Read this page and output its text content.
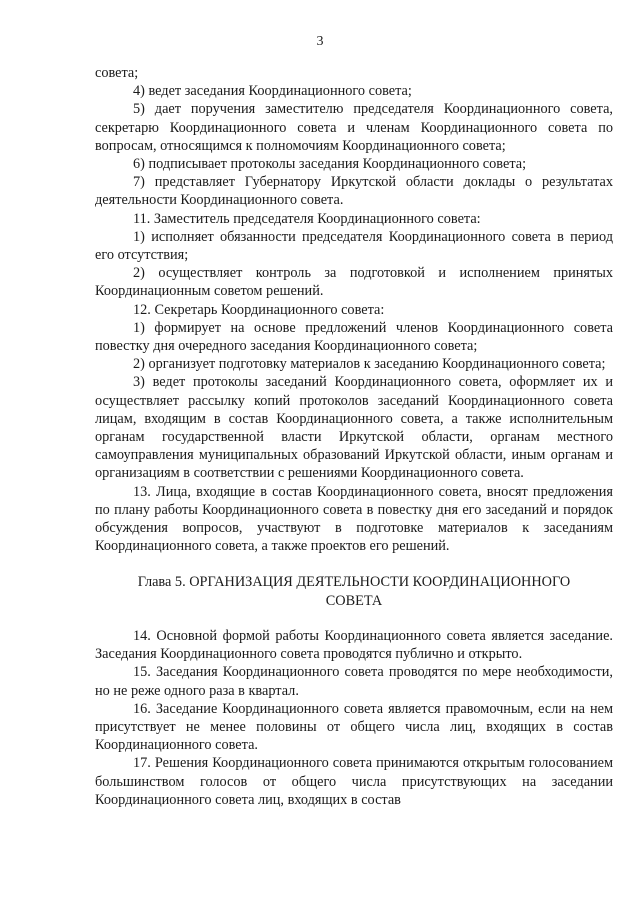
3

совета;

4) ведет заседания Координационного совета;

5) дает поручения заместителю председателя Координационного совета, секретарю Координационного совета и членам Координационного совета по вопросам, относящимся к полномочиям Координационного совета;

6) подписывает протоколы заседания Координационного совета;

7) представляет Губернатору Иркутской области доклады о результатах деятельности Координационного совета.

11. Заместитель председателя Координационного совета:

1) исполняет обязанности председателя Координационного совета в период его отсутствия;

2) осуществляет контроль за подготовкой и исполнением принятых Координационным советом решений.

12. Секретарь Координационного совета:

1) формирует на основе предложений членов Координационного совета повестку дня очередного заседания Координационного совета;

2) организует подготовку материалов к заседанию Координационного совета;

3) ведет протоколы заседаний Координационного совета, оформляет их и осуществляет рассылку копий протоколов заседаний Координационного совета лицам, входящим в состав Координационного совета, а также исполнительным органам государственной власти Иркутской области, органам местного самоуправления муниципальных образований Иркутской области, иным органам и организациям в соответствии с решениями Координационного совета.

13. Лица, входящие в состав Координационного совета, вносят предложения по плану работы Координационного совета в повестку дня его заседаний и порядок обсуждения вопросов, участвуют в подготовке материалов к заседаниям Координационного совета, а также проектов его решений.

Глава 5. ОРГАНИЗАЦИЯ ДЕЯТЕЛЬНОСТИ КООРДИНАЦИОННОГО СОВЕТА

14. Основной формой работы Координационного совета является заседание. Заседания Координационного совета проводятся публично и открыто.

15. Заседания Координационного совета проводятся по мере необходимости, но не реже одного раза в квартал.

16. Заседание Координационного совета является правомочным, если на нем присутствует не менее половины от общего числа лиц, входящих в состав Координационного совета.

17. Решения Координационного совета принимаются открытым голосованием большинством голосов от общего числа присутствующих на заседании Координационного совета лиц, входящих в состав
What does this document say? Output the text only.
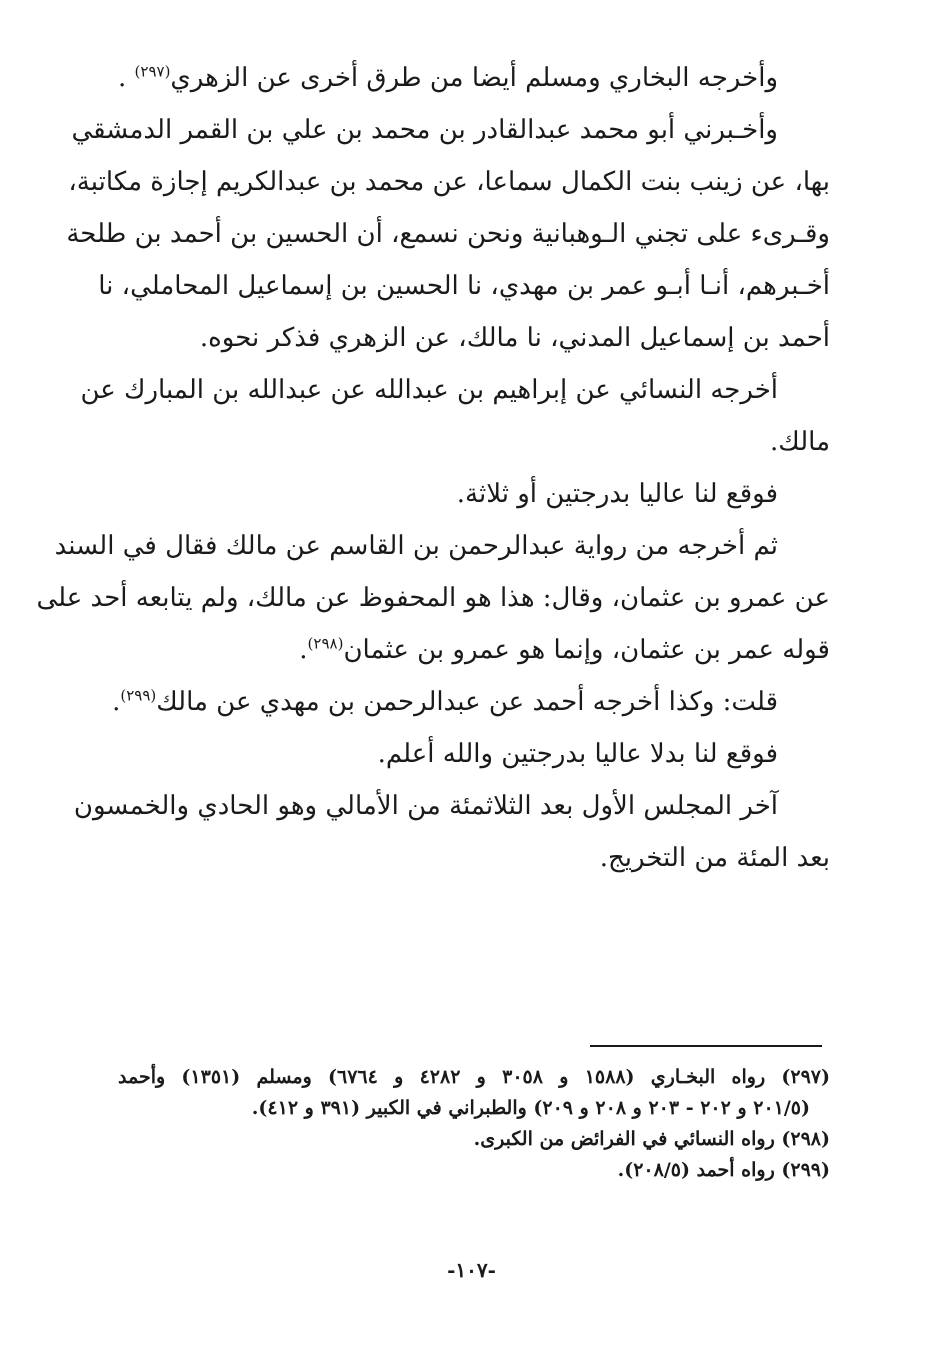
وأخرجه البخاري ومسلم أيضا من طرق أخرى عن الزهري$^{(٢٩٧)}$ .
وأخـبرني أبو محمد عبدالقادر بن محمد بن علي بن القمر الدمشقي
بها، عن زينب بنت الكمال سماعا، عن محمد بن عبدالكريم إجازة مكاتبة،
وقـرىء على تجني الـوهبانية ونحن نسمع، أن الحسين بن أحمد بن طلحة
أخـبرهم، أنـا أبـو عمر بن مهدي، نا الحسين بن إسماعيل المحاملي، نا
أحمد بن إسماعيل المدني، نا مالك، عن الزهري فذكر نحوه.
أخرجه النسائي عن إبراهيم بن عبدالله عن عبدالله بن المبارك عن
مالك.
فوقع لنا عاليا بدرجتين أو ثلاثة.
ثم أخرجه من رواية عبدالرحمن بن القاسم عن مالك فقال في السند
عن عمرو بن عثمان، وقال: هذا هو المحفوظ عن مالك، ولم يتابعه أحد على
قوله عمر بن عثمان، وإنما هو عمرو بن عثمان$^{(٢٩٨)}$.
قلت: وكذا أخرجه أحمد عن عبدالرحمن بن مهدي عن مالك$^{(٢٩٩)}$.
فوقع لنا بدلا عاليا بدرجتين والله أعلم.
آخر المجلس الأول بعد الثلاثمئة من الأمالي وهو الحادي والخمسون
بعد المئة من التخريج.
(٢٩٧) رواه البخـاري (١٥٨٨ و ٣٠٥٨ و ٤٢٨٢ و ٦٧٦٤) ومسلم (١٣٥١) وأحمد
(٢٠١/٥ و ٢٠٢ - ٢٠٣ و ٢٠٨ و ٢٠٩) والطبراني في الكبير (٣٩١ و ٤١٢).
(٢٩٨) رواه النسائي في الفرائض من الكبرى.
(٢٩٩) رواه أحمد (٢٠٨/٥).
-١٠٧-
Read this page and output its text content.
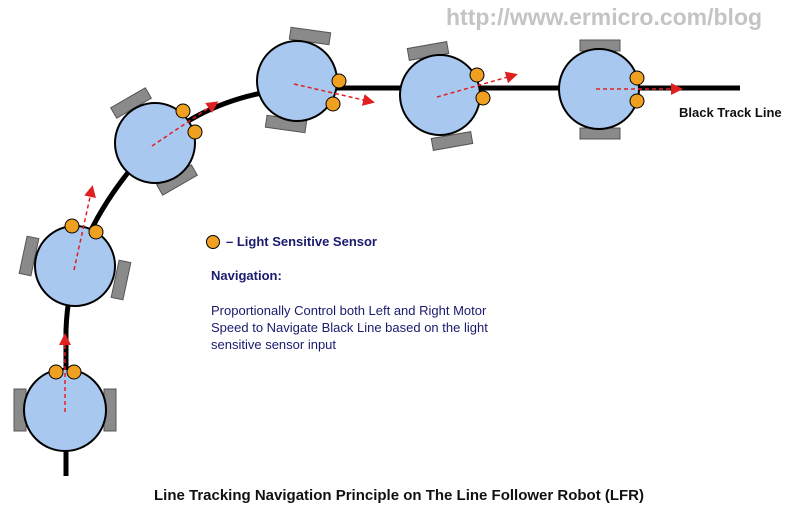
http://www.ermicro.com/blog
Black Track Line
– Light Sensitive Sensor
Navigation:
Proportionally Control both Left and Right Motor
Speed to Navigate Black Line based on the light
sensitive sensor input
Line Tracking Navigation Principle on The Line Follower Robot (LFR)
============
WRITTEN INSTRUCTION
Find each line holding the string "الزهري" and copy it out.

SOLUTION TO THE PROBLEM
وأخرجه البخاري ومسلم أيضا من طرق أخرى عن الزهري$^{(٢٩٧)}$ .
أحمد بن إسماعيل المدني، نا مالك، عن الزهري فذكر نحوه.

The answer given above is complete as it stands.